Copy out every one of the rows below word for word, changing nothing.

————————

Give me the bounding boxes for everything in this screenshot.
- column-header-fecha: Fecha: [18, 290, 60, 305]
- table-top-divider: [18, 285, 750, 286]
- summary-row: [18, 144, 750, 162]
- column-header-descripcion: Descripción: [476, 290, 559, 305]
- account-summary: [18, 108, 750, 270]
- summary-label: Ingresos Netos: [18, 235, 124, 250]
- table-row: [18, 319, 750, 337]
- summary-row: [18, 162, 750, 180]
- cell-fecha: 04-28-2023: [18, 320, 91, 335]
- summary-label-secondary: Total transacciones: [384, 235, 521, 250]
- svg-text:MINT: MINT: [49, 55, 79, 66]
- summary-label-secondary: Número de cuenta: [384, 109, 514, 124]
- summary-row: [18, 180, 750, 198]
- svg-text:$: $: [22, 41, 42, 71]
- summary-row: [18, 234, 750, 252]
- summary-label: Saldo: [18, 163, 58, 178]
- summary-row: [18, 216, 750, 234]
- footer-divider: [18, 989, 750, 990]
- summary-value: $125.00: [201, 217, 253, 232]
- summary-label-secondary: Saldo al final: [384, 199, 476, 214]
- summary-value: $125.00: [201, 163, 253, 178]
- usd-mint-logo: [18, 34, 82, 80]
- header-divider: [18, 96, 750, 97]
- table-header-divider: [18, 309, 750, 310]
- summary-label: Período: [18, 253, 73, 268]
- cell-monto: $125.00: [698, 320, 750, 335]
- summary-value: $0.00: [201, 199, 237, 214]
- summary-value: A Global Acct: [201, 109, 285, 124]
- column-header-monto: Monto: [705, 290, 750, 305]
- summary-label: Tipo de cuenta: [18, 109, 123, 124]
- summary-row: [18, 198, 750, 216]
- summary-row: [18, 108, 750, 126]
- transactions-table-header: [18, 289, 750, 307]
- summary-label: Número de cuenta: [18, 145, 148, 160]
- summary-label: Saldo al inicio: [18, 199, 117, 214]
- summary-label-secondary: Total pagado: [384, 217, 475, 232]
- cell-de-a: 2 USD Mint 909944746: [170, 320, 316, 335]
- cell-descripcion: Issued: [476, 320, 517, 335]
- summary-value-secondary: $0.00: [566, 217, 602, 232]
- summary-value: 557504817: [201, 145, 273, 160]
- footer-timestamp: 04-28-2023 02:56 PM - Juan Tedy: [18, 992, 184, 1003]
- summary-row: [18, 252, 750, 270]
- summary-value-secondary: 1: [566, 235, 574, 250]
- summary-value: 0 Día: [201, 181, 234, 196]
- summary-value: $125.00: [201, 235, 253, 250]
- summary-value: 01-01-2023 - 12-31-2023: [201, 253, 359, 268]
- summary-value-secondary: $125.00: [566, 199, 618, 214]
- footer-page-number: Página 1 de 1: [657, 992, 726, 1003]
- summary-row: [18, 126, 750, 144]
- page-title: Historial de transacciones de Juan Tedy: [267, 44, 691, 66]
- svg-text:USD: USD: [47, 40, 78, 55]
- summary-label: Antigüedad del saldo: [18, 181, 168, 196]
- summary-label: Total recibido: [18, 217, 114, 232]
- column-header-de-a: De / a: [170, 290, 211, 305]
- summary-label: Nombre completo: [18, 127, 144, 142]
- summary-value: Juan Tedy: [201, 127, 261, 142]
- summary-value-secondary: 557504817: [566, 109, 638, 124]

————————

» Reply
Give me the bounding boxes for everything in this screenshot.
- column-header-fecha: Fecha: [18, 290, 60, 305]
- table-top-divider: [18, 285, 750, 286]
- summary-row: [18, 144, 750, 162]
- column-header-descripcion: Descripción: [476, 290, 559, 305]
- account-summary: [18, 108, 750, 270]
- summary-label: Ingresos Netos: [18, 235, 124, 250]
- table-row: [18, 319, 750, 337]
- summary-row: [18, 162, 750, 180]
- cell-fecha: 04-28-2023: [18, 320, 91, 335]
- summary-label-secondary: Total transacciones: [384, 235, 521, 250]
- svg-text:MINT: MINT: [49, 55, 79, 66]
- summary-label-secondary: Número de cuenta: [384, 109, 514, 124]
- summary-row: [18, 180, 750, 198]
- svg-text:$: $: [22, 41, 42, 71]
- summary-row: [18, 234, 750, 252]
- summary-label: Saldo: [18, 163, 58, 178]
- summary-row: [18, 216, 750, 234]
- footer-divider: [18, 989, 750, 990]
- summary-value: $125.00: [201, 217, 253, 232]
- summary-label-secondary: Saldo al final: [384, 199, 476, 214]
- summary-value: $125.00: [201, 163, 253, 178]
- usd-mint-logo: [18, 34, 82, 80]
- header-divider: [18, 96, 750, 97]
- table-header-divider: [18, 309, 750, 310]
- summary-label: Período: [18, 253, 73, 268]
- cell-monto: $125.00: [698, 320, 750, 335]
- summary-value: $0.00: [201, 199, 237, 214]
- summary-value: A Global Acct: [201, 109, 285, 124]
- column-header-monto: Monto: [705, 290, 750, 305]
- summary-label: Tipo de cuenta: [18, 109, 123, 124]
- summary-row: [18, 198, 750, 216]
- summary-row: [18, 108, 750, 126]
- transactions-table-header: [18, 289, 750, 307]
- summary-label: Número de cuenta: [18, 145, 148, 160]
- summary-label: Saldo al inicio: [18, 199, 117, 214]
- summary-label-secondary: Total pagado: [384, 217, 475, 232]
- cell-de-a: 2 USD Mint 909944746: [170, 320, 316, 335]
- cell-descripcion: Issued: [476, 320, 517, 335]
- summary-value-secondary: $0.00: [566, 217, 602, 232]
- summary-value: 557504817: [201, 145, 273, 160]
- footer-timestamp: 04-28-2023 02:56 PM - Juan Tedy: [18, 992, 184, 1003]
- summary-row: [18, 252, 750, 270]
- summary-value-secondary: 1: [566, 235, 574, 250]
- summary-value: 0 Día: [201, 181, 234, 196]
- summary-value: $125.00: [201, 235, 253, 250]
- summary-value: 01-01-2023 - 12-31-2023: [201, 253, 359, 268]
- summary-value-secondary: $125.00: [566, 199, 618, 214]
- footer-page-number: Página 1 de 1: [657, 992, 726, 1003]
- summary-row: [18, 126, 750, 144]
- page-title: Historial de transacciones de Juan Tedy: [267, 44, 691, 66]
- svg-text:USD: USD: [47, 40, 78, 55]
- summary-label: Antigüedad del saldo: [18, 181, 168, 196]
- summary-label: Total recibido: [18, 217, 114, 232]
- column-header-de-a: De / a: [170, 290, 211, 305]
- summary-label: Nombre completo: [18, 127, 144, 142]
- summary-value: Juan Tedy: [201, 127, 261, 142]
- summary-value-secondary: 557504817: [566, 109, 638, 124]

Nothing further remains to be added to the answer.